• [PROBLEM DETAILS]: Beginning at the line that contains "Give me a plain-text", reproduce every line to the end of the material without changing any of them.

• [SUPPLIED RECORDS]:
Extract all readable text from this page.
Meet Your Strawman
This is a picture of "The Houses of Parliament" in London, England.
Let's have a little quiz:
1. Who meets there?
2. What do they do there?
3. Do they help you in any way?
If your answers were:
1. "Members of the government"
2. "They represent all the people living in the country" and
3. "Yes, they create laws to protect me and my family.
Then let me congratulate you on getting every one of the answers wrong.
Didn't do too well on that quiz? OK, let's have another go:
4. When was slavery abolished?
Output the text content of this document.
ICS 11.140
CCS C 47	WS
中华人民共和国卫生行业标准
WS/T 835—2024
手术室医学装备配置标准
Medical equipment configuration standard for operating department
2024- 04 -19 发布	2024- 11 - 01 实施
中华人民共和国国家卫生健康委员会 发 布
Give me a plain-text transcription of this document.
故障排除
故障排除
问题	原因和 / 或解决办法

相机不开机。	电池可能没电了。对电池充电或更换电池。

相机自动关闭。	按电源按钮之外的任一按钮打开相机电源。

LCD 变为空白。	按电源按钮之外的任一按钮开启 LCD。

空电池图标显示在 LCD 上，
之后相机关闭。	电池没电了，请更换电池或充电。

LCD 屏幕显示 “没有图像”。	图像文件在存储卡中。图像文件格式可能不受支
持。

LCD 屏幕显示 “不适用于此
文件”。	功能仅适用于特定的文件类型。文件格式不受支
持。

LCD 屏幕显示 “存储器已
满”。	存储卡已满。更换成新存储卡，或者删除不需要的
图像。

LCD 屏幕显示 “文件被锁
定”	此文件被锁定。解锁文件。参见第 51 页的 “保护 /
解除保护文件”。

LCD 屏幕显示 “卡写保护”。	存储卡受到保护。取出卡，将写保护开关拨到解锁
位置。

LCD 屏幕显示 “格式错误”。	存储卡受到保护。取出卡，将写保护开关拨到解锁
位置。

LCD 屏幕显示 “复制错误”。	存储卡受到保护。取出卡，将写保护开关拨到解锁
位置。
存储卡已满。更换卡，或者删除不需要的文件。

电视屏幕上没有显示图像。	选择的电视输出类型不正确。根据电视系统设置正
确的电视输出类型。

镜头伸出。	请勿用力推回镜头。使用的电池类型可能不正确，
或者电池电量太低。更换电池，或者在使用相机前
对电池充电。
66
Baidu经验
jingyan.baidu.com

• [OUTPUT BELOW]:
Give me a plain-text transcription of this document.
故障排除
故障排除
问题	原因和 / 或解决办法

相机不开机。	电池可能没电了。对电池充电或更换电池。

相机自动关闭。	按电源按钮之外的任一按钮打开相机电源。

LCD 变为空白。	按电源按钮之外的任一按钮开启 LCD。

空电池图标显示在 LCD 上，
之后相机关闭。	电池没电了，请更换电池或充电。

LCD 屏幕显示 “没有图像”。	图像文件在存储卡中。图像文件格式可能不受支
持。

LCD 屏幕显示 “不适用于此
文件”。	功能仅适用于特定的文件类型。文件格式不受支
持。

LCD 屏幕显示 “存储器已
满”。	存储卡已满。更换成新存储卡，或者删除不需要的
图像。

LCD 屏幕显示 “文件被锁
定”	此文件被锁定。解锁文件。参见第 51 页的 “保护 /
解除保护文件”。

LCD 屏幕显示 “卡写保护”。	存储卡受到保护。取出卡，将写保护开关拨到解锁
位置。

LCD 屏幕显示 “格式错误”。	存储卡受到保护。取出卡，将写保护开关拨到解锁
位置。

LCD 屏幕显示 “复制错误”。	存储卡受到保护。取出卡，将写保护开关拨到解锁
位置。
存储卡已满。更换卡，或者删除不需要的文件。

电视屏幕上没有显示图像。	选择的电视输出类型不正确。根据电视系统设置正
确的电视输出类型。

镜头伸出。	请勿用力推回镜头。使用的电池类型可能不正确，
或者电池电量太低。更换电池，或者在使用相机前
对电池充电。
66
Baidu经验
jingyan.baidu.com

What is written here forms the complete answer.